--- begin ---

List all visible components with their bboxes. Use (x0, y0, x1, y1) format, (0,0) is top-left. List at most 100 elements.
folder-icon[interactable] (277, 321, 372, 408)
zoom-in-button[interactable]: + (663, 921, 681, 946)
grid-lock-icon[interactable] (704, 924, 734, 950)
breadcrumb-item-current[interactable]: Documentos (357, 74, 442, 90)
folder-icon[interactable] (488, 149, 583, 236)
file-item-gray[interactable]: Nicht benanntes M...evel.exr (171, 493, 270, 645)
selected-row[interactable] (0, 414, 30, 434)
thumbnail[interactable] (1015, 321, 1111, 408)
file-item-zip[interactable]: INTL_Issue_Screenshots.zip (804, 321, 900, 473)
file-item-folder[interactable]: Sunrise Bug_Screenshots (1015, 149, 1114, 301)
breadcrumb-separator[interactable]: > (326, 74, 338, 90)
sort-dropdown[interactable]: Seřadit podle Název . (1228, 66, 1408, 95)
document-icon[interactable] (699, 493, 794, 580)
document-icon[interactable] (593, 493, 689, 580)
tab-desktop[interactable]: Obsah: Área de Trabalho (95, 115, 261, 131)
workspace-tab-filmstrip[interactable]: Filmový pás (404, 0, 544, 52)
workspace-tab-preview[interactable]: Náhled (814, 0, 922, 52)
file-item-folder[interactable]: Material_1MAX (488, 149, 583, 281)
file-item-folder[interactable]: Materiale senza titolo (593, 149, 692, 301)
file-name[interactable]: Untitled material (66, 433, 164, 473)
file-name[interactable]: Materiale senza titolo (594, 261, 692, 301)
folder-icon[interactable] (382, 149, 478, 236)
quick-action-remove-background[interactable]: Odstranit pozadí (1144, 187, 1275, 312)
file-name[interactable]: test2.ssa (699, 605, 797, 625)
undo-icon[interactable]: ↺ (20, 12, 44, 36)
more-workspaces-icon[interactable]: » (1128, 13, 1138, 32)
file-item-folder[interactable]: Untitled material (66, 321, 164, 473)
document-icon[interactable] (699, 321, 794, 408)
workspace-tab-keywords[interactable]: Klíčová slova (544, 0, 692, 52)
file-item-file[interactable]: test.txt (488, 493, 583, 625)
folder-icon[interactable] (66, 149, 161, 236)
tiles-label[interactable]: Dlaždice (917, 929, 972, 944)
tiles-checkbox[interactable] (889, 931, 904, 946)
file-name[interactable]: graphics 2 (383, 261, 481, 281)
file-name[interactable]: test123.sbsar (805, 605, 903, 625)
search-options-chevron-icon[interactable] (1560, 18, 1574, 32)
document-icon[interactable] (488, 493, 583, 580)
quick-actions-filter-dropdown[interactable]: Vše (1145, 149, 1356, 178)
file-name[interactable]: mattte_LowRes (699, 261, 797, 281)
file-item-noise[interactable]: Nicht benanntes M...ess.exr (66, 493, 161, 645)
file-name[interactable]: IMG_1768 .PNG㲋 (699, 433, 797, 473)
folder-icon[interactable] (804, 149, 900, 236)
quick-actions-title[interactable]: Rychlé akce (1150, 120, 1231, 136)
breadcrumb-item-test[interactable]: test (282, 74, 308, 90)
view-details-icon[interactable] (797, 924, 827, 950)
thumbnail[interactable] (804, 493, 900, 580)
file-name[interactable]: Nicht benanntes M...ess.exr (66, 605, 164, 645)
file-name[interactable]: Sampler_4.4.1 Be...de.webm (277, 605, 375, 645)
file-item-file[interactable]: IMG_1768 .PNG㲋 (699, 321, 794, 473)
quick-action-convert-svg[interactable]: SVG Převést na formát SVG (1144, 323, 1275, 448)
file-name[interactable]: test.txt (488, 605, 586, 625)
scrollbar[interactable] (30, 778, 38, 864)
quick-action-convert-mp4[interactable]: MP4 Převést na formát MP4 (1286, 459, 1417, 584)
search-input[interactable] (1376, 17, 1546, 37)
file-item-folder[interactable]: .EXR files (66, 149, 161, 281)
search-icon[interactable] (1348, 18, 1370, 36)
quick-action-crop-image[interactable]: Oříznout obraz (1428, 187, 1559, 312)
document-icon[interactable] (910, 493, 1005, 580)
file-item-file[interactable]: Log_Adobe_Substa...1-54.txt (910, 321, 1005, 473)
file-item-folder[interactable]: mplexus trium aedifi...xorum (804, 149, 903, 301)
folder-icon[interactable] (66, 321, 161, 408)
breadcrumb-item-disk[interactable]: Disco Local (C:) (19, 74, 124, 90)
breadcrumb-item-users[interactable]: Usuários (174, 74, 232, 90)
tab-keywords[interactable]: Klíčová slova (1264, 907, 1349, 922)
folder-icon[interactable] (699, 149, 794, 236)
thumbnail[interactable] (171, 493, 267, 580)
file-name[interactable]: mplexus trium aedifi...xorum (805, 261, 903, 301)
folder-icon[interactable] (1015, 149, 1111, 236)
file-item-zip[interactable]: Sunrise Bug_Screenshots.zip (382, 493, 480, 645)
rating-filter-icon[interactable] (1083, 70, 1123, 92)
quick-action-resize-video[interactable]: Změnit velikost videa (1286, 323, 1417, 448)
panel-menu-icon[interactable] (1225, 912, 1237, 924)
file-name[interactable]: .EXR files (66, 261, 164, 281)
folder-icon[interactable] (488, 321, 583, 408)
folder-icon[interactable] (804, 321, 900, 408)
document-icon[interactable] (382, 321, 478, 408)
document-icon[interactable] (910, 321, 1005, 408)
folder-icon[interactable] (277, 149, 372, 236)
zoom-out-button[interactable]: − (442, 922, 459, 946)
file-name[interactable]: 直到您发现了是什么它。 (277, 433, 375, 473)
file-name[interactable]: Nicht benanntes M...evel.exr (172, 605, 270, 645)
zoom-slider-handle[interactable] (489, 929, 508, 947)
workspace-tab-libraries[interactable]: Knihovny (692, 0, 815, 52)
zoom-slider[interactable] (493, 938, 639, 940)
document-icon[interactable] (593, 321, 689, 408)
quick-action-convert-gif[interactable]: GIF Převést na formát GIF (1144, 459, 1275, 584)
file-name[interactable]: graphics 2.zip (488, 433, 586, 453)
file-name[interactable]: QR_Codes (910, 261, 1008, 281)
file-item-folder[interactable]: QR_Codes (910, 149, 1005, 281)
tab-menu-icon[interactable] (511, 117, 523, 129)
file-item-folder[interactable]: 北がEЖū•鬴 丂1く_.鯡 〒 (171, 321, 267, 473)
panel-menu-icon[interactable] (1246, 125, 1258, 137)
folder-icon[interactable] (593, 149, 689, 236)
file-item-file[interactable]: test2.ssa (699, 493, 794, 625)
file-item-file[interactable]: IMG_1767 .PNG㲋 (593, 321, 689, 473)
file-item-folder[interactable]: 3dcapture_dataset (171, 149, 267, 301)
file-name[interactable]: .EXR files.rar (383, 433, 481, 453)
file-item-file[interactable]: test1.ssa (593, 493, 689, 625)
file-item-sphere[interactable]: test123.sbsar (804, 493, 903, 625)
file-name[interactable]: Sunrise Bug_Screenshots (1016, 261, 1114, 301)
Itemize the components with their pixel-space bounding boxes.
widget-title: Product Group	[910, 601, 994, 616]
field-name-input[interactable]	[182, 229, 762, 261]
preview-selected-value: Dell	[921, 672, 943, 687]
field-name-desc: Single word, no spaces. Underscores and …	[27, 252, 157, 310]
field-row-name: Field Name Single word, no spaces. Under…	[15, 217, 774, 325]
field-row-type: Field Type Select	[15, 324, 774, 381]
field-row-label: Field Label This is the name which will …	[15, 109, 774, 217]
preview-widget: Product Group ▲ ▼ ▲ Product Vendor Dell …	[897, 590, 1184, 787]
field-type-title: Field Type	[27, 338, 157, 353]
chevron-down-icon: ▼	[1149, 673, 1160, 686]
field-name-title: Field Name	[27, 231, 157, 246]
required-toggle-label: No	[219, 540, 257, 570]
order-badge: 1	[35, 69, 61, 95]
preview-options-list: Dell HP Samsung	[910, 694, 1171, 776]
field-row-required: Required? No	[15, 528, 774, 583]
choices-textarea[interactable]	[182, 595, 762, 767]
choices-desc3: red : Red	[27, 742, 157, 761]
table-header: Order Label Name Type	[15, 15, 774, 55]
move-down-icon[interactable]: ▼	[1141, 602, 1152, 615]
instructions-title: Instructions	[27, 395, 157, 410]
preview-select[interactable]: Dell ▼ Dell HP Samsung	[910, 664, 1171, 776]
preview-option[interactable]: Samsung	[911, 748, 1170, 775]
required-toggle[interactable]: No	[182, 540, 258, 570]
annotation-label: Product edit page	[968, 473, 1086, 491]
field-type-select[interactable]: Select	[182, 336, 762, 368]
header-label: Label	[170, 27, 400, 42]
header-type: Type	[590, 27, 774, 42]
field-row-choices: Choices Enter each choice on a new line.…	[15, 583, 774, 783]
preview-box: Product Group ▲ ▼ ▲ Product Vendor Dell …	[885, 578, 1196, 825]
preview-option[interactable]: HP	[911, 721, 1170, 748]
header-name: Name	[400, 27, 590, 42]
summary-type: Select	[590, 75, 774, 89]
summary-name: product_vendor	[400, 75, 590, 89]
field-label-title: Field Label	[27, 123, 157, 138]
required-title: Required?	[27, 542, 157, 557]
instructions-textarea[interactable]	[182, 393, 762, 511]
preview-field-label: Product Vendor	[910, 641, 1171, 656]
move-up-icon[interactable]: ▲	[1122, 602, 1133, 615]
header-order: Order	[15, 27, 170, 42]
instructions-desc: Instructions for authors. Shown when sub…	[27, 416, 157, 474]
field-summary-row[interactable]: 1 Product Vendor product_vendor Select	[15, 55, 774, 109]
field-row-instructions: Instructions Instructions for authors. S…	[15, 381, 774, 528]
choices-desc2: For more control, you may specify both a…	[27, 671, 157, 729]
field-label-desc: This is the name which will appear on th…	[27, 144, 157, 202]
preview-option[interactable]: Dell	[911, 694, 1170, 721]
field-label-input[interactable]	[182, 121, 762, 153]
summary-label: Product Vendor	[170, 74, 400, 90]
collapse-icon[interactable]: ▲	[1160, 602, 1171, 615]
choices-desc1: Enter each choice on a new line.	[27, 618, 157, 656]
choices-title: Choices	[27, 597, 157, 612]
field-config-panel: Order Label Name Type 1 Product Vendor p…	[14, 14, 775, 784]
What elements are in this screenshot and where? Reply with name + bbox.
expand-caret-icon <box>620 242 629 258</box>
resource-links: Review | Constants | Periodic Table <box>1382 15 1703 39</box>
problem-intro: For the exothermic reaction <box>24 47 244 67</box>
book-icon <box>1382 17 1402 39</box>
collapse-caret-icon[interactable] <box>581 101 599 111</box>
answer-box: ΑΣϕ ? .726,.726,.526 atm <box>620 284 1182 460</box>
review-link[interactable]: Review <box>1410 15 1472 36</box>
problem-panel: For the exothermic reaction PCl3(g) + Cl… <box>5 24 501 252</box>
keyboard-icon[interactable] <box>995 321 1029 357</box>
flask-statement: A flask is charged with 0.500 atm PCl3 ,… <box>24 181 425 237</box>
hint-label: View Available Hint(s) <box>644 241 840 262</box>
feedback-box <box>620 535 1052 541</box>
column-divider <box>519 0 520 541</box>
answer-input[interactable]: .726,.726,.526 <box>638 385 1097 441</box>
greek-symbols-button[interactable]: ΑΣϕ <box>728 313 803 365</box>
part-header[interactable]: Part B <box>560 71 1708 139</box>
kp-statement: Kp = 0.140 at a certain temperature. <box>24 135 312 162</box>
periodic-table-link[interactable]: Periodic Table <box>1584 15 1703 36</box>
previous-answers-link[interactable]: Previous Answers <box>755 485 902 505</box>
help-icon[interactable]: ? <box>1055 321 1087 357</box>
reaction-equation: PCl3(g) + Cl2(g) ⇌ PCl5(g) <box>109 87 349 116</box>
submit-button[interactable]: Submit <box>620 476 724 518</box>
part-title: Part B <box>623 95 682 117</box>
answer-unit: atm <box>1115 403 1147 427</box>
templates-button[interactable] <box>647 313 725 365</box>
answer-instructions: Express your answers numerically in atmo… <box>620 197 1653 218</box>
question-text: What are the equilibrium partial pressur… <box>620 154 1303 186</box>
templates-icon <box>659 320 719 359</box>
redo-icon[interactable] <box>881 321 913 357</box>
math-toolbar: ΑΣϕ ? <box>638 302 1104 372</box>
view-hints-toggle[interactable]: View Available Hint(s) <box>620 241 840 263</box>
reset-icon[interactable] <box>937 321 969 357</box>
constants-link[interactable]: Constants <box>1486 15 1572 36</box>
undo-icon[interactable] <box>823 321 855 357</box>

--- end ---

Rewrite the items as a numbered list, from the first line of the items up to and including the line that contains "file-item-gray[interactable]: Nicht benanntes", leaving out any blank lines.

1. List all visible components with their bboxes. Use (x0, y0, x1, y1) format, (0,0) is top-left. List at most 100 elements.
2. folder-icon[interactable] (277, 321, 372, 408)
3. zoom-in-button[interactable]: + (663, 921, 681, 946)
4. grid-lock-icon[interactable] (704, 924, 734, 950)
5. breadcrumb-item-current[interactable]: Documentos (357, 74, 442, 90)
6. folder-icon[interactable] (488, 149, 583, 236)
7. file-item-gray[interactable]: Nicht benanntes M...evel.exr (171, 493, 270, 645)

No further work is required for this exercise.